» **TASK**
Only the number is wanted: how many lines of these entries contain the word "Alcalá"?
┌─ EXTRACTED ENTRIES
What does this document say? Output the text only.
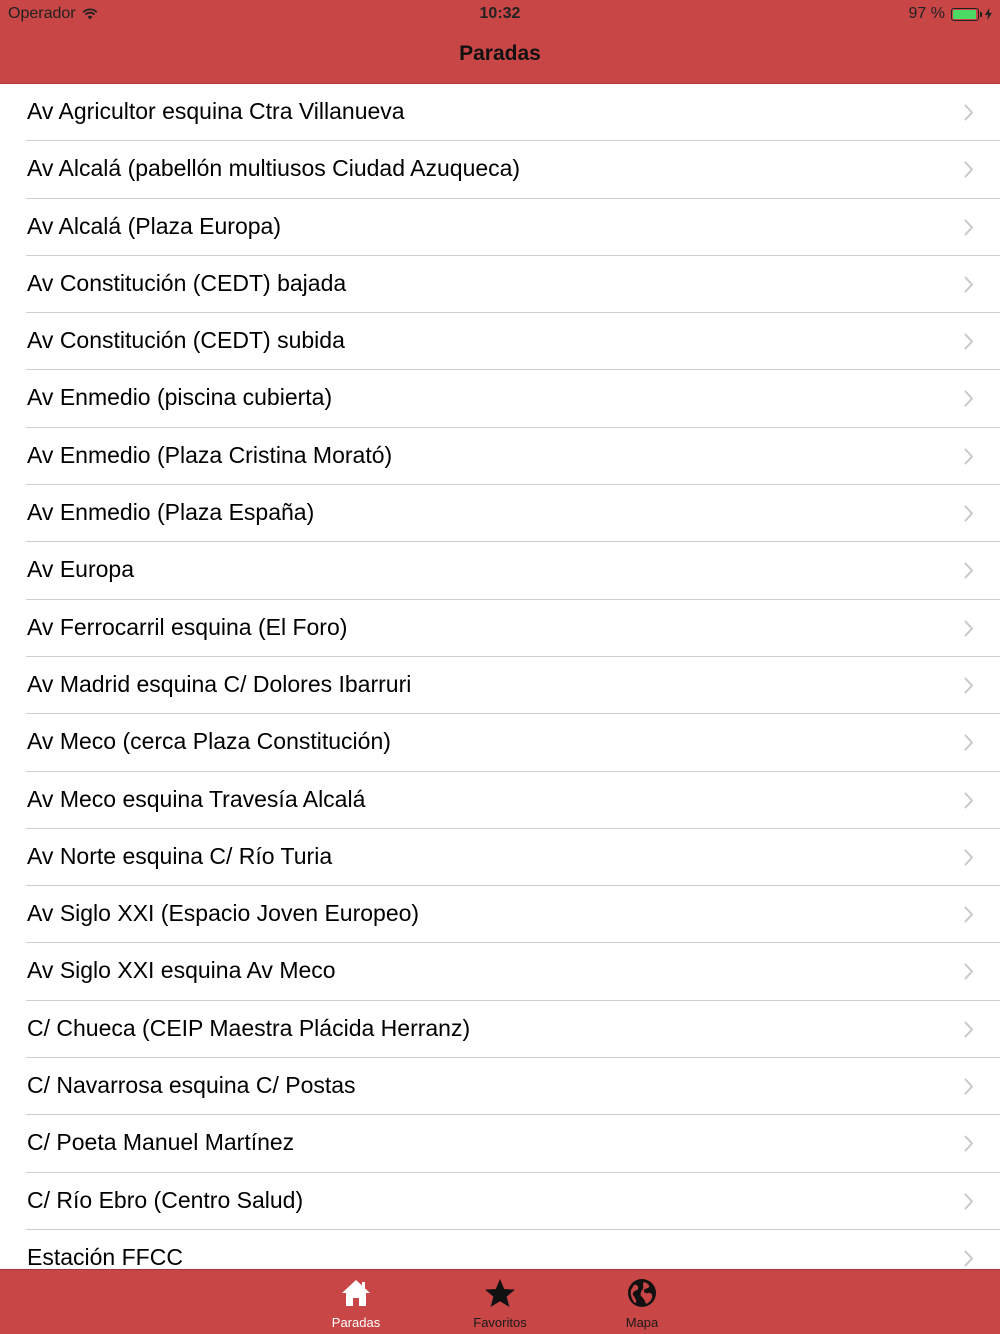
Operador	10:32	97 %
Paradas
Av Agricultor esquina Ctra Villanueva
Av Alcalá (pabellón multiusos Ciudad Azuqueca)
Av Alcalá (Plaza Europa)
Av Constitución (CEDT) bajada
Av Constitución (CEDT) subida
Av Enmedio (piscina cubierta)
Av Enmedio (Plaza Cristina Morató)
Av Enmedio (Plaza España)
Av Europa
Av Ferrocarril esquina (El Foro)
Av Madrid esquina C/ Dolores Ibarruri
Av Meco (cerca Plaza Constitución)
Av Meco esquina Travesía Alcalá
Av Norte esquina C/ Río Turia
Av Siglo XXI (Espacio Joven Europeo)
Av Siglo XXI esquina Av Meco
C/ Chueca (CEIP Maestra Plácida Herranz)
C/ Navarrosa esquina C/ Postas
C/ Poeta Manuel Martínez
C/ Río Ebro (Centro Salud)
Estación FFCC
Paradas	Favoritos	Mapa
└─
» **TASK ANSWER**
3